§ **OBJECTIVE**
Set down all of the data that follows word for word, without the images.

(Saved entries)
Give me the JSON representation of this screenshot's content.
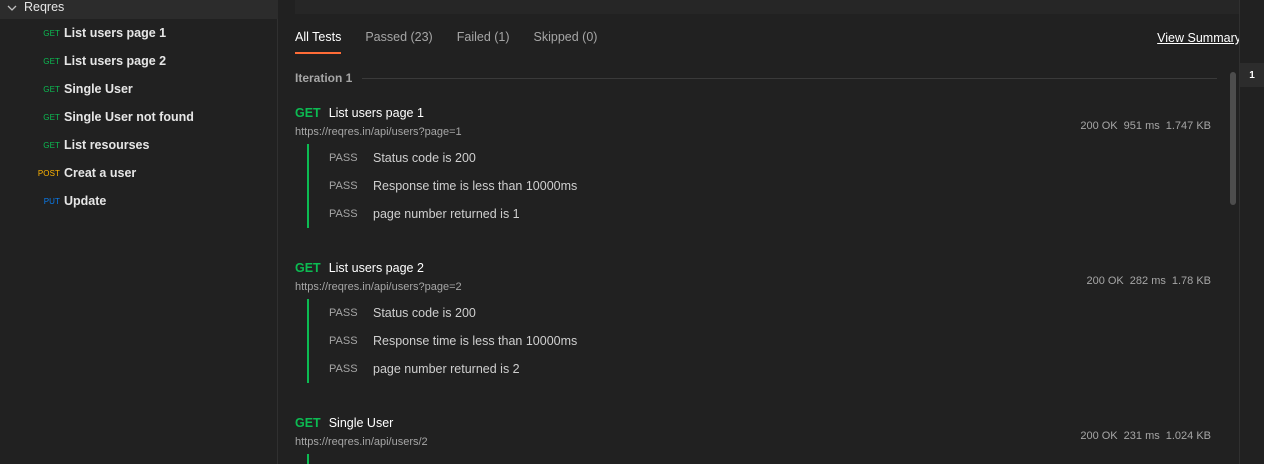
{
  "sidebar": {
    "collection": "Reqres",
    "requests": [
      {
        "method": "GET",
        "name": "List users page 1",
        "color": "#0cbb52"
      },
      {
        "method": "GET",
        "name": "List users page 2",
        "color": "#0cbb52"
      },
      {
        "method": "GET",
        "name": "Single User",
        "color": "#0cbb52"
      },
      {
        "method": "GET",
        "name": "Single User not found",
        "color": "#0cbb52"
      },
      {
        "method": "GET",
        "name": "List resourses",
        "color": "#0cbb52"
      },
      {
        "method": "POST",
        "name": "Creat a user",
        "color": "#ffb400"
      },
      {
        "method": "PUT",
        "name": "Update",
        "color": "#097bed"
      }
    ]
  },
  "tabs": [
    {
      "label": "All Tests",
      "active": true
    },
    {
      "label": "Passed (23)",
      "active": false
    },
    {
      "label": "Failed (1)",
      "active": false
    },
    {
      "label": "Skipped (0)",
      "active": false
    }
  ],
  "view_summary": "View Summary",
  "iteration_label": "Iteration 1",
  "iteration_number": "1",
  "results": [
    {
      "method": "GET",
      "name": "List users page 1",
      "url": "https://reqres.in/api/users?page=1",
      "status": "200 OK",
      "time": "951 ms",
      "size": "1.747 KB",
      "tests": [
        {
          "result": "PASS",
          "name": "Status code is 200"
        },
        {
          "result": "PASS",
          "name": "Response time is less than 10000ms"
        },
        {
          "result": "PASS",
          "name": "page number returned is 1"
        }
      ]
    },
    {
      "method": "GET",
      "name": "List users page 2",
      "url": "https://reqres.in/api/users?page=2",
      "status": "200 OK",
      "time": "282 ms",
      "size": "1.78 KB",
      "tests": [
        {
          "result": "PASS",
          "name": "Status code is 200"
        },
        {
          "result": "PASS",
          "name": "Response time is less than 10000ms"
        },
        {
          "result": "PASS",
          "name": "page number returned is 2"
        }
      ]
    },
    {
      "method": "GET",
      "name": "Single User",
      "url": "https://reqres.in/api/users/2",
      "status": "200 OK",
      "time": "231 ms",
      "size": "1.024 KB",
      "tests": []
    }
  ],
  "colors": {
    "accent": "#ff6c37",
    "pass": "#0cbb52"
  }
}
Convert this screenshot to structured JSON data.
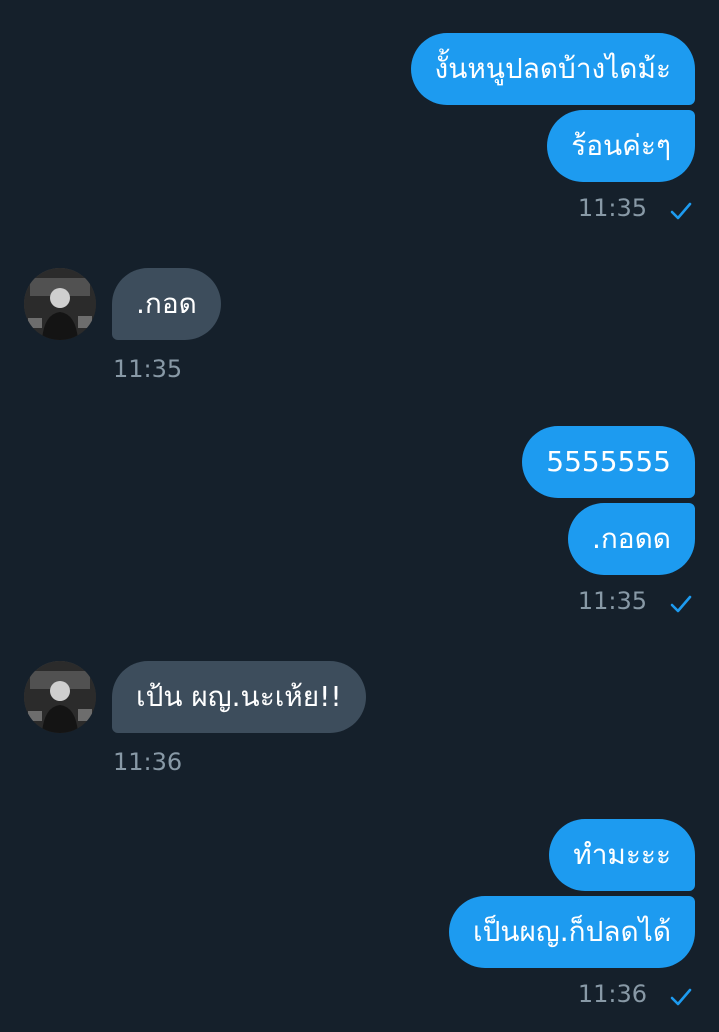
{
  "messages": [
    {
      "direction": "outgoing",
      "text": "งั้นหนูปลดบ้างไดม้ะ"
    },
    {
      "direction": "outgoing",
      "text": "ร้อนค่ะๆ"
    },
    {
      "direction": "outgoing_time",
      "time": "11:35"
    },
    {
      "direction": "incoming",
      "text": ".กอด"
    },
    {
      "direction": "incoming_time",
      "time": "11:35"
    },
    {
      "direction": "outgoing",
      "text": "5555555"
    },
    {
      "direction": "outgoing",
      "text": ".กอดด"
    },
    {
      "direction": "outgoing_time",
      "time": "11:35"
    },
    {
      "direction": "incoming",
      "text": "เป้น ผญ.นะเห้ย!!"
    },
    {
      "direction": "incoming_time",
      "time": "11:36"
    },
    {
      "direction": "outgoing",
      "text": "ทำมะะะ"
    },
    {
      "direction": "outgoing",
      "text": "เป็นผญ.ก็ปลดได้"
    },
    {
      "direction": "outgoing_time",
      "time": "11:36"
    }
  ],
  "colors": {
    "background": "#15202b",
    "outgoing_bubble": "#1d9bf0",
    "incoming_bubble": "#3d4d5c",
    "timestamp": "#8899a6",
    "read_check": "#1d9bf0"
  },
  "icons": {
    "read_receipt": "checkmark-icon",
    "avatar": "user-avatar"
  }
}
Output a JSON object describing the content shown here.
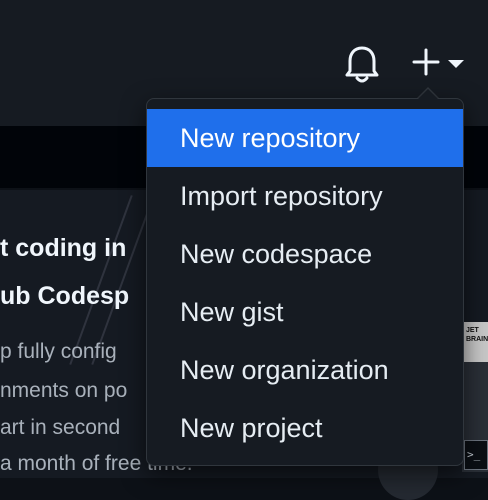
{
  "header": {
    "notifications_icon": "bell-icon",
    "create_icon": "plus-icon",
    "caret_icon": "triangle-down-icon"
  },
  "promo": {
    "title_line1": "t coding in",
    "title_line2": "ub Codesp",
    "text_line1": "p fully config",
    "text_line2": "nments on po",
    "text_line3": "art in second",
    "text_line4": "a month of free time."
  },
  "thumbnail": {
    "badge_text": "JET BRAINS",
    "terminal_text": ">_"
  },
  "create_menu": {
    "items": [
      {
        "label": "New repository"
      },
      {
        "label": "Import repository"
      },
      {
        "label": "New codespace"
      },
      {
        "label": "New gist"
      },
      {
        "label": "New organization"
      },
      {
        "label": "New project"
      }
    ],
    "active_index": 0
  },
  "colors": {
    "header_bg": "#161b22",
    "page_bg": "#0d1117",
    "menu_highlight": "#1f6feb",
    "text": "#e6edf3"
  }
}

§ **CORRECT ANSWER**
Give me the JSON representation of this screenshot's content.
{
  "sidebar": {
    "collection": "Reqres",
    "requests": [
      {
        "method": "GET",
        "name": "List users page 1",
        "color": "#0cbb52"
      },
      {
        "method": "GET",
        "name": "List users page 2",
        "color": "#0cbb52"
      },
      {
        "method": "GET",
        "name": "Single User",
        "color": "#0cbb52"
      },
      {
        "method": "GET",
        "name": "Single User not found",
        "color": "#0cbb52"
      },
      {
        "method": "GET",
        "name": "List resourses",
        "color": "#0cbb52"
      },
      {
        "method": "POST",
        "name": "Creat a user",
        "color": "#ffb400"
      },
      {
        "method": "PUT",
        "name": "Update",
        "color": "#097bed"
      }
    ]
  },
  "tabs": [
    {
      "label": "All Tests",
      "active": true
    },
    {
      "label": "Passed (23)",
      "active": false
    },
    {
      "label": "Failed (1)",
      "active": false
    },
    {
      "label": "Skipped (0)",
      "active": false
    }
  ],
  "view_summary": "View Summary",
  "iteration_label": "Iteration 1",
  "iteration_number": "1",
  "results": [
    {
      "method": "GET",
      "name": "List users page 1",
      "url": "https://reqres.in/api/users?page=1",
      "status": "200 OK",
      "time": "951 ms",
      "size": "1.747 KB",
      "tests": [
        {
          "result": "PASS",
          "name": "Status code is 200"
        },
        {
          "result": "PASS",
          "name": "Response time is less than 10000ms"
        },
        {
          "result": "PASS",
          "name": "page number returned is 1"
        }
      ]
    },
    {
      "method": "GET",
      "name": "List users page 2",
      "url": "https://reqres.in/api/users?page=2",
      "status": "200 OK",
      "time": "282 ms",
      "size": "1.78 KB",
      "tests": [
        {
          "result": "PASS",
          "name": "Status code is 200"
        },
        {
          "result": "PASS",
          "name": "Response time is less than 10000ms"
        },
        {
          "result": "PASS",
          "name": "page number returned is 2"
        }
      ]
    },
    {
      "method": "GET",
      "name": "Single User",
      "url": "https://reqres.in/api/users/2",
      "status": "200 OK",
      "time": "231 ms",
      "size": "1.024 KB",
      "tests": []
    }
  ],
  "colors": {
    "accent": "#ff6c37",
    "pass": "#0cbb52"
  }
}
Convert this screenshot to structured JSON data.
{
  "messages": [
    {
      "direction": "outgoing",
      "text": "งั้นหนูปลดบ้างไดม้ะ"
    },
    {
      "direction": "outgoing",
      "text": "ร้อนค่ะๆ"
    },
    {
      "direction": "outgoing_time",
      "time": "11:35"
    },
    {
      "direction": "incoming",
      "text": ".กอด"
    },
    {
      "direction": "incoming_time",
      "time": "11:35"
    },
    {
      "direction": "outgoing",
      "text": "5555555"
    },
    {
      "direction": "outgoing",
      "text": ".กอดด"
    },
    {
      "direction": "outgoing_time",
      "time": "11:35"
    },
    {
      "direction": "incoming",
      "text": "เป้น ผญ.นะเห้ย!!"
    },
    {
      "direction": "incoming_time",
      "time": "11:36"
    },
    {
      "direction": "outgoing",
      "text": "ทำมะะะ"
    },
    {
      "direction": "outgoing",
      "text": "เป็นผญ.ก็ปลดได้"
    },
    {
      "direction": "outgoing_time",
      "time": "11:36"
    }
  ],
  "colors": {
    "background": "#15202b",
    "outgoing_bubble": "#1d9bf0",
    "incoming_bubble": "#3d4d5c",
    "timestamp": "#8899a6",
    "read_check": "#1d9bf0"
  },
  "icons": {
    "read_receipt": "checkmark-icon",
    "avatar": "user-avatar"
  }
}
Output a JSON object describing the content shown here.
{
  "header": {
    "notifications_icon": "bell-icon",
    "create_icon": "plus-icon",
    "caret_icon": "triangle-down-icon"
  },
  "promo": {
    "title_line1": "t coding in",
    "title_line2": "ub Codesp",
    "text_line1": "p fully config",
    "text_line2": "nments on po",
    "text_line3": "art in second",
    "text_line4": "a month of free time."
  },
  "thumbnail": {
    "badge_text": "JET BRAINS",
    "terminal_text": ">_"
  },
  "create_menu": {
    "items": [
      {
        "label": "New repository"
      },
      {
        "label": "Import repository"
      },
      {
        "label": "New codespace"
      },
      {
        "label": "New gist"
      },
      {
        "label": "New organization"
      },
      {
        "label": "New project"
      }
    ],
    "active_index": 0
  },
  "colors": {
    "header_bg": "#161b22",
    "page_bg": "#0d1117",
    "menu_highlight": "#1f6feb",
    "text": "#e6edf3"
  }
}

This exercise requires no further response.